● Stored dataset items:
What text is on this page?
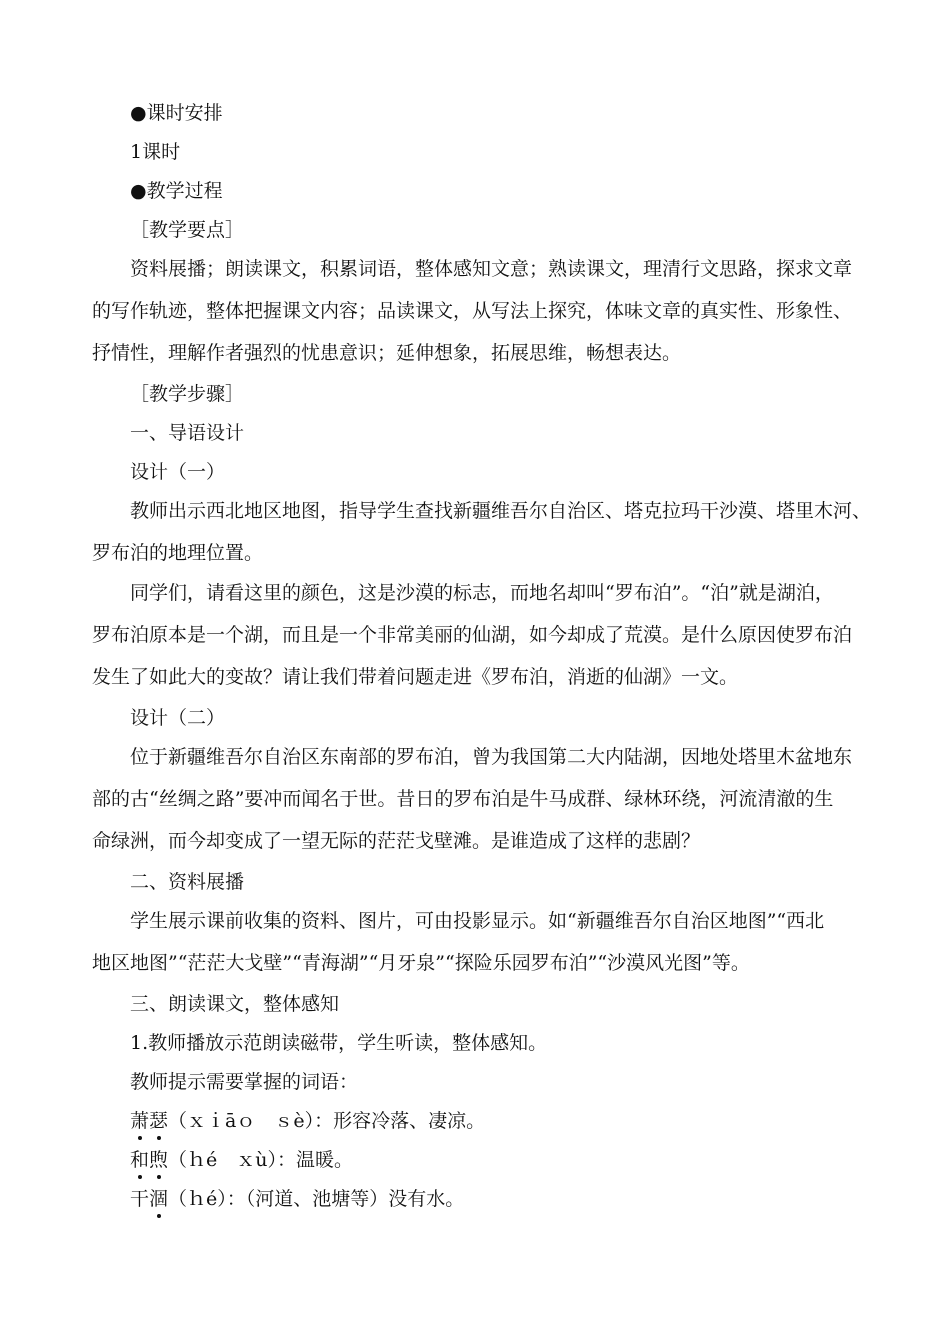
●课时安排
1课时
●教学过程
［教学要点］
资料展播；朗读课文，积累词语，整体感知文意；熟读课文，理清行文思路，探求文章
的写作轨迹，整体把握课文内容；品读课文，从写法上探究，体味文章的真实性、形象性、
抒情性，理解作者强烈的忧患意识；延伸想象，拓展思维，畅想表达。
［教学步骤］
一、导语设计
设计（一）
教师出示西北地区地图，指导学生查找新疆维吾尔自治区、塔克拉玛干沙漠、塔里木河、
罗布泊的地理位置。
同学们，请看这里的颜色，这是沙漠的标志，而地名却叫“罗布泊”。“泊”就是湖泊，
罗布泊原本是一个湖，而且是一个非常美丽的仙湖，如今却成了荒漠。是什么原因使罗布泊
发生了如此大的变故？请让我们带着问题走进《罗布泊，消逝的仙湖》一文。
设计（二）
位于新疆维吾尔自治区东南部的罗布泊，曾为我国第二大内陆湖，因地处塔里木盆地东
部的古“丝绸之路”要冲而闻名于世。昔日的罗布泊是牛马成群、绿林环绕，河流清澈的生
命绿洲，而今却变成了一望无际的茫茫戈壁滩。是谁造成了这样的悲剧？
二、资料展播
学生展示课前收集的资料、图片，可由投影显示。如“新疆维吾尔自治区地图”“西北
地区地图”“茫茫大戈壁”“青海湖”“月牙泉”“探险乐园罗布泊”“沙漠风光图”等。
三、朗读课文，整体感知
1.教师播放示范朗读磁带，学生听读，整体感知。
教师提示需要掌握的词语：
萧瑟（ｘｉāｏ　ｓè）：形容冷落、凄凉。
和煦（ｈé　ｘù）：温暖。
干涸（ｈé）：（河道、池塘等）没有水。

● What needs to be done: Omit the images and transcribe all of the records above word for word.

● Task response:
What text is on this page?
●课时安排
1课时
●教学过程
［教学要点］
资料展播；朗读课文，积累词语，整体感知文意；熟读课文，理清行文思路，探求文章
的写作轨迹，整体把握课文内容；品读课文，从写法上探究，体味文章的真实性、形象性、
抒情性，理解作者强烈的忧患意识；延伸想象，拓展思维，畅想表达。
［教学步骤］
一、导语设计
设计（一）
教师出示西北地区地图，指导学生查找新疆维吾尔自治区、塔克拉玛干沙漠、塔里木河、
罗布泊的地理位置。
同学们，请看这里的颜色，这是沙漠的标志，而地名却叫“罗布泊”。“泊”就是湖泊，
罗布泊原本是一个湖，而且是一个非常美丽的仙湖，如今却成了荒漠。是什么原因使罗布泊
发生了如此大的变故？请让我们带着问题走进《罗布泊，消逝的仙湖》一文。
设计（二）
位于新疆维吾尔自治区东南部的罗布泊，曾为我国第二大内陆湖，因地处塔里木盆地东
部的古“丝绸之路”要冲而闻名于世。昔日的罗布泊是牛马成群、绿林环绕，河流清澈的生
命绿洲，而今却变成了一望无际的茫茫戈壁滩。是谁造成了这样的悲剧？
二、资料展播
学生展示课前收集的资料、图片，可由投影显示。如“新疆维吾尔自治区地图”“西北
地区地图”“茫茫大戈壁”“青海湖”“月牙泉”“探险乐园罗布泊”“沙漠风光图”等。
三、朗读课文，整体感知
1.教师播放示范朗读磁带，学生听读，整体感知。
教师提示需要掌握的词语：
萧瑟（ｘｉāｏ　ｓè）：形容冷落、凄凉。
和煦（ｈé　ｘù）：温暖。
干涸（ｈé）：（河道、池塘等）没有水。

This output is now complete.